---------- Available records

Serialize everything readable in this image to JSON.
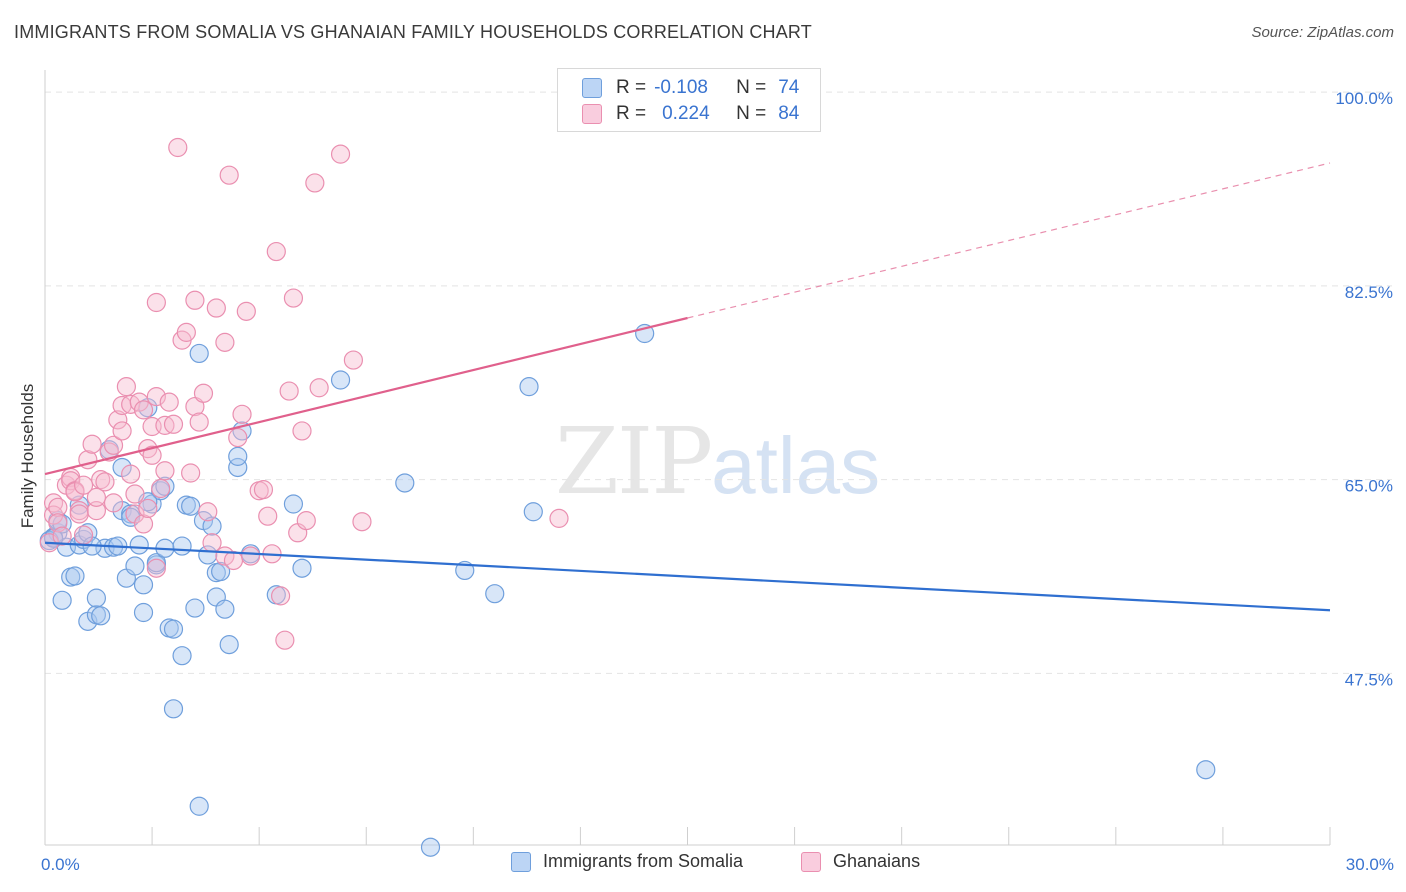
{
  "title": "IMMIGRANTS FROM SOMALIA VS GHANAIAN FAMILY HOUSEHOLDS CORRELATION CHART",
  "source": "Source: ZipAtlas.com",
  "watermark": {
    "zip": "ZIP",
    "atlas": "atlas"
  },
  "legend_top": [
    {
      "r_label": "R =",
      "r_value": "-0.108",
      "n_label": "N =",
      "n_value": "74"
    },
    {
      "r_label": "R =",
      "r_value": "0.224",
      "n_label": "N =",
      "n_value": "84"
    }
  ],
  "colors": {
    "blue_fill": "#a8c8f0",
    "blue_stroke": "#6f9fdc",
    "blue_line": "#2f6fd0",
    "pink_fill": "#f6bcd0",
    "pink_stroke": "#ea8fb0",
    "pink_line": "#e0608c",
    "grid": "#e4e4e4",
    "tick_label": "#3a74d0"
  },
  "chart_data": {
    "type": "scatter",
    "title": "IMMIGRANTS FROM SOMALIA VS GHANAIAN FAMILY HOUSEHOLDS CORRELATION CHART",
    "xlabel": "",
    "ylabel": "Family Households",
    "xlim": [
      0,
      30
    ],
    "ylim": [
      32,
      102
    ],
    "x_tick_labels": [
      {
        "value": 0,
        "label": "0.0%"
      },
      {
        "value": 30,
        "label": "30.0%"
      }
    ],
    "y_tick_labels": [
      {
        "value": 47.5,
        "label": "47.5%"
      },
      {
        "value": 65.0,
        "label": "65.0%"
      },
      {
        "value": 82.5,
        "label": "82.5%"
      },
      {
        "value": 100.0,
        "label": "100.0%"
      }
    ],
    "series": [
      {
        "name": "Immigrants from Somalia",
        "color_key": "blue",
        "trend": {
          "x": [
            0,
            30
          ],
          "y": [
            59.3,
            53.2
          ],
          "dashed_after": null
        },
        "points": [
          [
            0.2,
            59.8
          ],
          [
            0.3,
            60.2
          ],
          [
            0.3,
            61.3
          ],
          [
            0.4,
            61.0
          ],
          [
            0.5,
            58.9
          ],
          [
            0.4,
            54.1
          ],
          [
            0.6,
            56.2
          ],
          [
            0.7,
            56.3
          ],
          [
            0.8,
            59.1
          ],
          [
            0.9,
            59.6
          ],
          [
            1.0,
            60.2
          ],
          [
            0.8,
            62.7
          ],
          [
            1.0,
            52.2
          ],
          [
            1.2,
            52.8
          ],
          [
            1.2,
            54.3
          ],
          [
            1.3,
            52.7
          ],
          [
            1.4,
            58.8
          ],
          [
            1.6,
            58.9
          ],
          [
            1.7,
            59.0
          ],
          [
            1.5,
            67.7
          ],
          [
            1.8,
            66.1
          ],
          [
            1.8,
            62.2
          ],
          [
            1.9,
            56.1
          ],
          [
            2.0,
            61.9
          ],
          [
            2.2,
            59.1
          ],
          [
            2.1,
            57.2
          ],
          [
            2.3,
            55.5
          ],
          [
            2.3,
            53.0
          ],
          [
            2.4,
            71.5
          ],
          [
            2.5,
            62.8
          ],
          [
            2.6,
            57.3
          ],
          [
            2.6,
            57.5
          ],
          [
            2.7,
            64.0
          ],
          [
            2.8,
            64.4
          ],
          [
            2.8,
            58.8
          ],
          [
            2.9,
            51.6
          ],
          [
            3.0,
            51.5
          ],
          [
            3.0,
            44.3
          ],
          [
            3.2,
            49.1
          ],
          [
            3.3,
            62.7
          ],
          [
            3.4,
            62.6
          ],
          [
            3.6,
            76.4
          ],
          [
            3.7,
            61.3
          ],
          [
            3.5,
            53.4
          ],
          [
            3.6,
            35.5
          ],
          [
            3.8,
            58.2
          ],
          [
            3.9,
            60.8
          ],
          [
            4.0,
            54.4
          ],
          [
            4.0,
            56.6
          ],
          [
            4.1,
            56.7
          ],
          [
            4.2,
            53.3
          ],
          [
            4.3,
            50.1
          ],
          [
            4.5,
            66.1
          ],
          [
            4.5,
            67.1
          ],
          [
            4.6,
            69.4
          ],
          [
            4.8,
            58.3
          ],
          [
            5.4,
            54.6
          ],
          [
            5.8,
            62.8
          ],
          [
            6.0,
            57.0
          ],
          [
            6.9,
            74.0
          ],
          [
            8.4,
            64.7
          ],
          [
            9.0,
            31.8
          ],
          [
            9.8,
            56.8
          ],
          [
            10.5,
            54.7
          ],
          [
            11.3,
            73.4
          ],
          [
            11.4,
            62.1
          ],
          [
            14.0,
            78.2
          ],
          [
            27.1,
            38.8
          ],
          [
            0.1,
            59.5
          ],
          [
            0.2,
            59.7
          ],
          [
            1.1,
            59.0
          ],
          [
            2.4,
            63.0
          ],
          [
            3.2,
            59.0
          ],
          [
            2.0,
            61.6
          ]
        ]
      },
      {
        "name": "Ghanaians",
        "color_key": "pink",
        "trend": {
          "x": [
            0,
            15
          ],
          "y": [
            65.5,
            79.6
          ],
          "dashed_after": {
            "x": [
              15,
              30
            ],
            "y": [
              79.6,
              93.6
            ]
          }
        },
        "points": [
          [
            0.1,
            59.3
          ],
          [
            0.2,
            62.9
          ],
          [
            0.2,
            61.8
          ],
          [
            0.3,
            62.5
          ],
          [
            0.3,
            61.1
          ],
          [
            0.4,
            59.9
          ],
          [
            0.5,
            64.5
          ],
          [
            0.6,
            65.2
          ],
          [
            0.6,
            64.9
          ],
          [
            0.7,
            64.0
          ],
          [
            0.7,
            63.9
          ],
          [
            0.8,
            62.2
          ],
          [
            0.8,
            61.9
          ],
          [
            0.9,
            64.5
          ],
          [
            0.9,
            60.0
          ],
          [
            1.0,
            66.8
          ],
          [
            1.1,
            68.2
          ],
          [
            1.2,
            62.2
          ],
          [
            1.2,
            63.4
          ],
          [
            1.3,
            65.0
          ],
          [
            1.4,
            64.8
          ],
          [
            1.5,
            67.5
          ],
          [
            1.6,
            68.1
          ],
          [
            1.6,
            62.9
          ],
          [
            1.7,
            70.4
          ],
          [
            1.8,
            71.7
          ],
          [
            1.8,
            69.4
          ],
          [
            1.9,
            73.4
          ],
          [
            2.0,
            71.8
          ],
          [
            2.0,
            65.5
          ],
          [
            2.1,
            61.9
          ],
          [
            2.1,
            63.7
          ],
          [
            2.2,
            72.0
          ],
          [
            2.3,
            71.3
          ],
          [
            2.3,
            61.0
          ],
          [
            2.4,
            67.8
          ],
          [
            2.5,
            67.2
          ],
          [
            2.5,
            69.8
          ],
          [
            2.6,
            72.5
          ],
          [
            2.6,
            57.0
          ],
          [
            2.7,
            64.2
          ],
          [
            2.8,
            69.9
          ],
          [
            2.8,
            65.8
          ],
          [
            2.9,
            72.0
          ],
          [
            3.0,
            70.0
          ],
          [
            3.1,
            95.0
          ],
          [
            3.2,
            77.6
          ],
          [
            3.3,
            78.3
          ],
          [
            3.4,
            65.6
          ],
          [
            3.5,
            81.2
          ],
          [
            3.5,
            71.6
          ],
          [
            3.6,
            70.2
          ],
          [
            3.7,
            72.8
          ],
          [
            3.8,
            62.1
          ],
          [
            3.9,
            59.3
          ],
          [
            4.0,
            80.5
          ],
          [
            4.2,
            77.4
          ],
          [
            4.2,
            58.1
          ],
          [
            4.3,
            92.5
          ],
          [
            4.4,
            57.7
          ],
          [
            4.5,
            68.8
          ],
          [
            4.6,
            70.9
          ],
          [
            4.7,
            80.2
          ],
          [
            4.8,
            58.1
          ],
          [
            5.0,
            64.0
          ],
          [
            5.1,
            64.1
          ],
          [
            5.2,
            61.7
          ],
          [
            5.3,
            58.3
          ],
          [
            5.4,
            85.6
          ],
          [
            5.5,
            54.5
          ],
          [
            5.6,
            50.5
          ],
          [
            5.7,
            73.0
          ],
          [
            5.8,
            81.4
          ],
          [
            5.9,
            60.2
          ],
          [
            6.0,
            69.4
          ],
          [
            6.1,
            61.3
          ],
          [
            6.3,
            91.8
          ],
          [
            6.4,
            73.3
          ],
          [
            6.9,
            94.4
          ],
          [
            7.2,
            75.8
          ],
          [
            7.4,
            61.2
          ],
          [
            12.0,
            61.5
          ],
          [
            2.6,
            81.0
          ],
          [
            2.4,
            62.4
          ]
        ]
      }
    ]
  }
}
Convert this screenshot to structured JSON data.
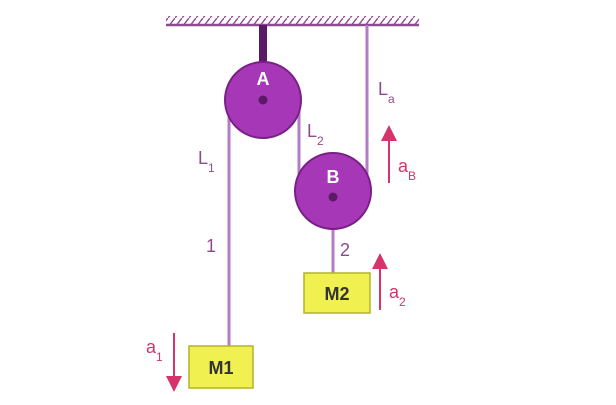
{
  "colors": {
    "rope": "#b47cc4",
    "pulley_fill": "#a637b6",
    "pulley_stroke": "#7a1f87",
    "axle": "#5a1a66",
    "ceiling": "#8e4a8e",
    "mass_fill": "#f0f050",
    "mass_stroke": "#b3b32a",
    "label": "#8e4a8e",
    "accel": "#d6336c"
  },
  "pulleys": {
    "a": {
      "label": "A"
    },
    "b": {
      "label": "B"
    }
  },
  "masses": {
    "m1": {
      "label": "M1"
    },
    "m2": {
      "label": "M2"
    }
  },
  "lengths": {
    "l1": {
      "main": "L",
      "sub": "1"
    },
    "l2": {
      "main": "L",
      "sub": "2"
    },
    "la": {
      "main": "L",
      "sub": "a"
    }
  },
  "strings": {
    "s1": "1",
    "s2": "2"
  },
  "accelerations": {
    "a1": {
      "main": "a",
      "sub": "1"
    },
    "a2": {
      "main": "a",
      "sub": "2"
    },
    "aB": {
      "main": "a",
      "sub": "B"
    }
  }
}
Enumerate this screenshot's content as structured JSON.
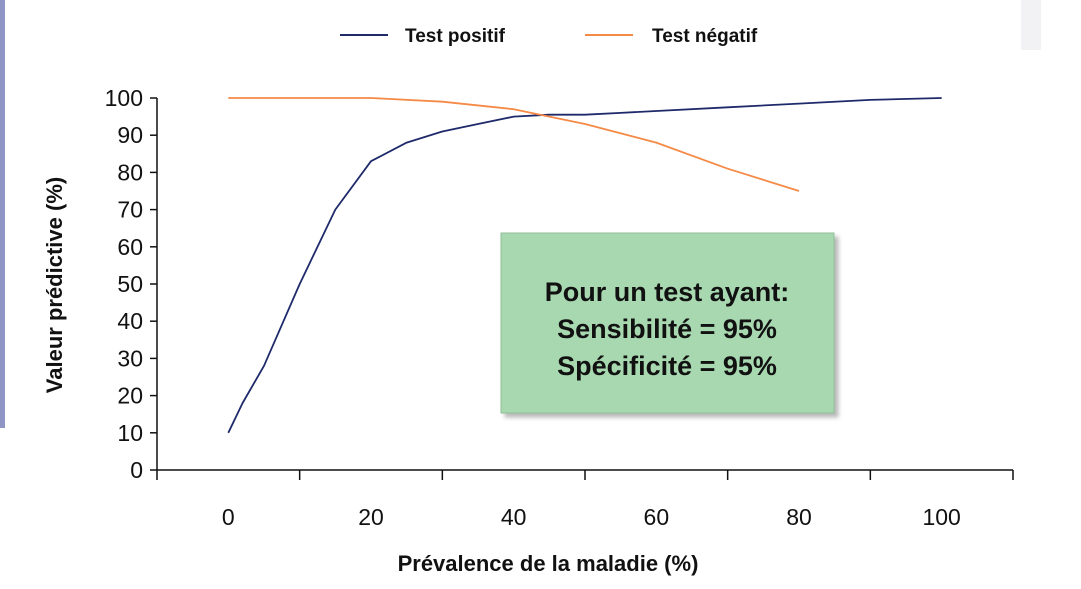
{
  "chart_data": {
    "type": "line",
    "title": "",
    "xlabel": "Prévalence de la maladie (%)",
    "ylabel": "Valeur prédictive  (%)",
    "xlim": [
      -10,
      110
    ],
    "ylim": [
      0,
      100
    ],
    "xticks": [
      0,
      20,
      40,
      60,
      80,
      100
    ],
    "yticks": [
      0,
      10,
      20,
      30,
      40,
      50,
      60,
      70,
      80,
      90,
      100
    ],
    "x_minor_ticks": [
      -10,
      10,
      30,
      50,
      70,
      90,
      110
    ],
    "grid": false,
    "legend_position": "top",
    "series": [
      {
        "name": "Test positif",
        "color": "#1f2a6b",
        "x": [
          0,
          2,
          5,
          10,
          15,
          20,
          25,
          30,
          35,
          40,
          45,
          50,
          55,
          60,
          70,
          80,
          90,
          100
        ],
        "y": [
          10,
          18,
          28,
          50,
          70,
          83,
          88,
          91,
          93,
          95,
          95.5,
          95.5,
          96,
          96.5,
          97.5,
          98.5,
          99.5,
          100
        ]
      },
      {
        "name": "Test négatif",
        "color": "#f58a47",
        "x": [
          0,
          10,
          20,
          30,
          40,
          50,
          60,
          70,
          80
        ],
        "y": [
          100,
          100,
          100,
          99,
          97,
          93,
          88,
          81,
          75
        ]
      }
    ],
    "annotation": {
      "lines": [
        "Pour un test ayant:",
        "Sensibilité = 95%",
        "Spécificité = 95%"
      ],
      "background": "#a8d8b0",
      "border": "#8fbf98"
    }
  }
}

--------------------

Find every line in the records that contains the word "structured"; copy those lines.

_Exercise result_
Convert this screenshot to structured JSON data.
Enumerate this screenshot's content as structured JSON.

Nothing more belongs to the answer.